[Data records]

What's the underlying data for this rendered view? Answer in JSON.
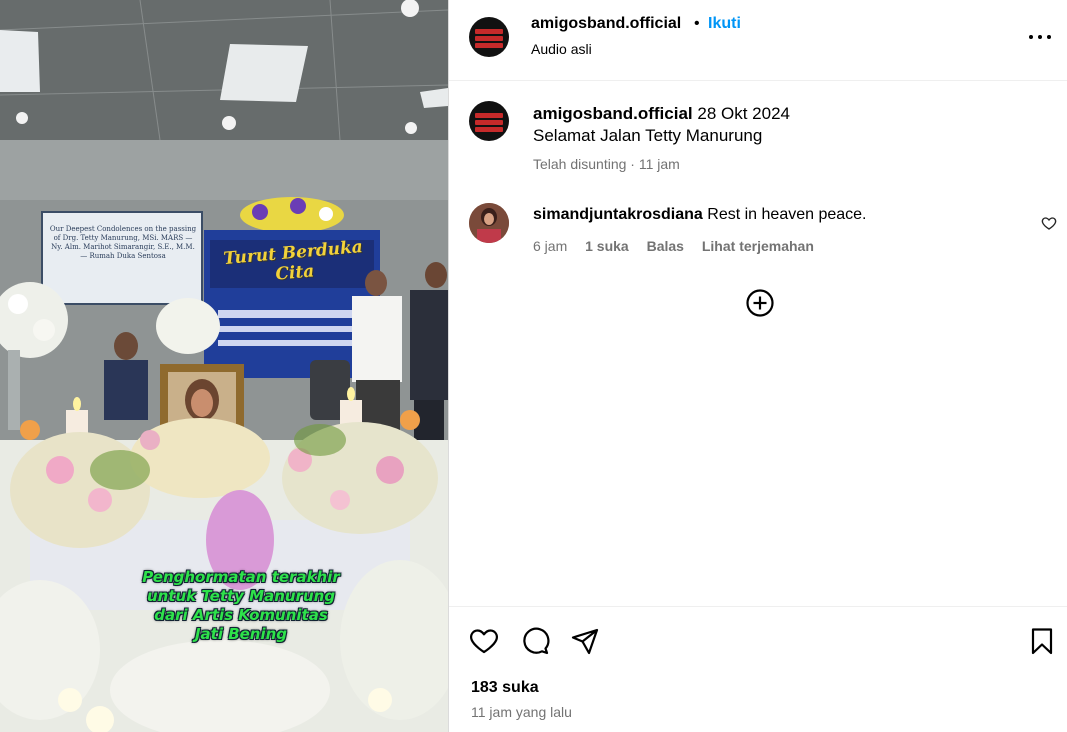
{
  "post": {
    "username": "amigosband.official",
    "separator": "•",
    "follow_label": "Ikuti",
    "audio_label": "Audio asli",
    "more_icon": "more-horizontal-icon"
  },
  "media": {
    "screen_text": "Our Deepest Condolences on the passing of Drg. Tetty Manurung, MSi. MARS — Ny. Alm. Marihot Simarangir, S.E., M.M. — Rumah Duka Sentosa",
    "banner_text": "Turut Berduka Cita",
    "overlay_lines": [
      "Penghormatan terakhir",
      "untuk Tetty Manurung",
      "dari Artis Komunitas",
      "Jati Bening"
    ]
  },
  "caption": {
    "username": "amigosband.official",
    "date": "28 Okt 2024",
    "text": "Selamat Jalan Tetty Manurung",
    "edited": "Telah disunting · 11 jam"
  },
  "comment": {
    "username": "simandjuntakrosdiana",
    "text": "Rest in heaven peace.",
    "time": "6 jam",
    "likes": "1 suka",
    "reply": "Balas",
    "translate": "Lihat terjemahan"
  },
  "actions": {
    "like_icon": "heart-icon",
    "comment_icon": "comment-icon",
    "share_icon": "share-icon",
    "save_icon": "bookmark-icon",
    "add_comment_icon": "plus-circle-icon"
  },
  "footer": {
    "likes": "183 suka",
    "time": "11 jam yang lalu"
  },
  "colors": {
    "accent": "#0095f6",
    "muted": "#737373",
    "caption_green": "#2ee24a"
  }
}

- What you need to do: Each record above must be returned exactly as written, with its pictures omitted.

- Solved exercise:
What's the underlying data for this rendered view? Answer in JSON.
{
  "post": {
    "username": "amigosband.official",
    "separator": "•",
    "follow_label": "Ikuti",
    "audio_label": "Audio asli",
    "more_icon": "more-horizontal-icon"
  },
  "media": {
    "screen_text": "Our Deepest Condolences on the passing of Drg. Tetty Manurung, MSi. MARS — Ny. Alm. Marihot Simarangir, S.E., M.M. — Rumah Duka Sentosa",
    "banner_text": "Turut Berduka Cita",
    "overlay_lines": [
      "Penghormatan terakhir",
      "untuk Tetty Manurung",
      "dari Artis Komunitas",
      "Jati Bening"
    ]
  },
  "caption": {
    "username": "amigosband.official",
    "date": "28 Okt 2024",
    "text": "Selamat Jalan Tetty Manurung",
    "edited": "Telah disunting · 11 jam"
  },
  "comment": {
    "username": "simandjuntakrosdiana",
    "text": "Rest in heaven peace.",
    "time": "6 jam",
    "likes": "1 suka",
    "reply": "Balas",
    "translate": "Lihat terjemahan"
  },
  "actions": {
    "like_icon": "heart-icon",
    "comment_icon": "comment-icon",
    "share_icon": "share-icon",
    "save_icon": "bookmark-icon",
    "add_comment_icon": "plus-circle-icon"
  },
  "footer": {
    "likes": "183 suka",
    "time": "11 jam yang lalu"
  },
  "colors": {
    "accent": "#0095f6",
    "muted": "#737373",
    "caption_green": "#2ee24a"
  }
}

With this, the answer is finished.